What the task asks ▸ Reproduce each line exactly.

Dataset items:
——

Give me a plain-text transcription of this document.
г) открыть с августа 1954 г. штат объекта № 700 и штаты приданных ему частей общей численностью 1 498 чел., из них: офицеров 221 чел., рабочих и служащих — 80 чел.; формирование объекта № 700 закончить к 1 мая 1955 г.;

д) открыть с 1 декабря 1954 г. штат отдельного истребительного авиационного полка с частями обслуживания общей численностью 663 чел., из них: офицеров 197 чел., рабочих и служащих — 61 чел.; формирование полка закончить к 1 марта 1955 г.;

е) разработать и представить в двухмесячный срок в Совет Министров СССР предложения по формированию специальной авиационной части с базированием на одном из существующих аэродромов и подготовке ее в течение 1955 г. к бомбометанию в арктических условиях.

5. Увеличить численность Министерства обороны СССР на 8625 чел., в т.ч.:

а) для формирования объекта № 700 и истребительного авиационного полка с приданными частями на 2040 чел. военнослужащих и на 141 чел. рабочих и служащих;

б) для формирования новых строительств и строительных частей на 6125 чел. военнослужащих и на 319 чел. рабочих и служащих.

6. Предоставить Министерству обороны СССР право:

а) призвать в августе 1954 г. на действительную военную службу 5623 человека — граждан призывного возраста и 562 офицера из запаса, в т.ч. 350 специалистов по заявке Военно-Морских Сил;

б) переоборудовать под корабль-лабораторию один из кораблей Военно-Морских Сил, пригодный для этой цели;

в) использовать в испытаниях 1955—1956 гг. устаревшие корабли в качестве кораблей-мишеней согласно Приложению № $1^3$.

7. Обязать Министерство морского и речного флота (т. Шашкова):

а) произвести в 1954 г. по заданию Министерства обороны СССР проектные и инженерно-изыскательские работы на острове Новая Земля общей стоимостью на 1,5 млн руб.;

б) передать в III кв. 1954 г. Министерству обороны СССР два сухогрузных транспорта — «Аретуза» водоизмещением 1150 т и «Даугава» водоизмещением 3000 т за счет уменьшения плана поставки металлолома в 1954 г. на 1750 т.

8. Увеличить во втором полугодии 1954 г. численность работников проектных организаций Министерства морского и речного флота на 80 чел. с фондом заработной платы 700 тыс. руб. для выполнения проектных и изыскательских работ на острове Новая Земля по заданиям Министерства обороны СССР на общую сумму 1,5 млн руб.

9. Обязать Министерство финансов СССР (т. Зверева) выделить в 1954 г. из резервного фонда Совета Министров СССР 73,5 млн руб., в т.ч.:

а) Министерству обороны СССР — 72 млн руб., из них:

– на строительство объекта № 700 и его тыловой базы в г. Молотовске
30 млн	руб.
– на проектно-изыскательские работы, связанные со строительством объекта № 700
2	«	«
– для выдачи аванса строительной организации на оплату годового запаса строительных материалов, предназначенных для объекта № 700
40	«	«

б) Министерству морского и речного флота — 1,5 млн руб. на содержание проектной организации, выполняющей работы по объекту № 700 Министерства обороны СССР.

——

Task solution ▸
Give me a plain-text transcription of this document.
г) открыть с августа 1954 г. штат объекта № 700 и штаты приданных ему частей общей численностью 1 498 чел., из них: офицеров 221 чел., рабочих и служащих — 80 чел.; формирование объекта № 700 закончить к 1 мая 1955 г.;

д) открыть с 1 декабря 1954 г. штат отдельного истребительного авиационного полка с частями обслуживания общей численностью 663 чел., из них: офицеров 197 чел., рабочих и служащих — 61 чел.; формирование полка закончить к 1 марта 1955 г.;

е) разработать и представить в двухмесячный срок в Совет Министров СССР предложения по формированию специальной авиационной части с базированием на одном из существующих аэродромов и подготовке ее в течение 1955 г. к бомбометанию в арктических условиях.

5. Увеличить численность Министерства обороны СССР на 8625 чел., в т.ч.:

а) для формирования объекта № 700 и истребительного авиационного полка с приданными частями на 2040 чел. военнослужащих и на 141 чел. рабочих и служащих;

б) для формирования новых строительств и строительных частей на 6125 чел. военнослужащих и на 319 чел. рабочих и служащих.

6. Предоставить Министерству обороны СССР право:

а) призвать в августе 1954 г. на действительную военную службу 5623 человека — граждан призывного возраста и 562 офицера из запаса, в т.ч. 350 специалистов по заявке Военно-Морских Сил;

б) переоборудовать под корабль-лабораторию один из кораблей Военно-Морских Сил, пригодный для этой цели;

в) использовать в испытаниях 1955—1956 гг. устаревшие корабли в качестве кораблей-мишеней согласно Приложению № $1^3$.

7. Обязать Министерство морского и речного флота (т. Шашкова):

а) произвести в 1954 г. по заданию Министерства обороны СССР проектные и инженерно-изыскательские работы на острове Новая Земля общей стоимостью на 1,5 млн руб.;

б) передать в III кв. 1954 г. Министерству обороны СССР два сухогрузных транспорта — «Аретуза» водоизмещением 1150 т и «Даугава» водоизмещением 3000 т за счет уменьшения плана поставки металлолома в 1954 г. на 1750 т.

8. Увеличить во втором полугодии 1954 г. численность работников проектных организаций Министерства морского и речного флота на 80 чел. с фондом заработной платы 700 тыс. руб. для выполнения проектных и изыскательских работ на острове Новая Земля по заданиям Министерства обороны СССР на общую сумму 1,5 млн руб.

9. Обязать Министерство финансов СССР (т. Зверева) выделить в 1954 г. из резервного фонда Совета Министров СССР 73,5 млн руб., в т.ч.:

а) Министерству обороны СССР — 72 млн руб., из них:

– на строительство объекта № 700 и его тыловой базы в г. Молотовске
30 млн	руб.
– на проектно-изыскательские работы, связанные со строительством объекта № 700
2	«	«
– для выдачи аванса строительной организации на оплату годового запаса строительных материалов, предназначенных для объекта № 700
40	«	«

б) Министерству морского и речного флота — 1,5 млн руб. на содержание проектной организации, выполняющей работы по объекту № 700 Министерства обороны СССР.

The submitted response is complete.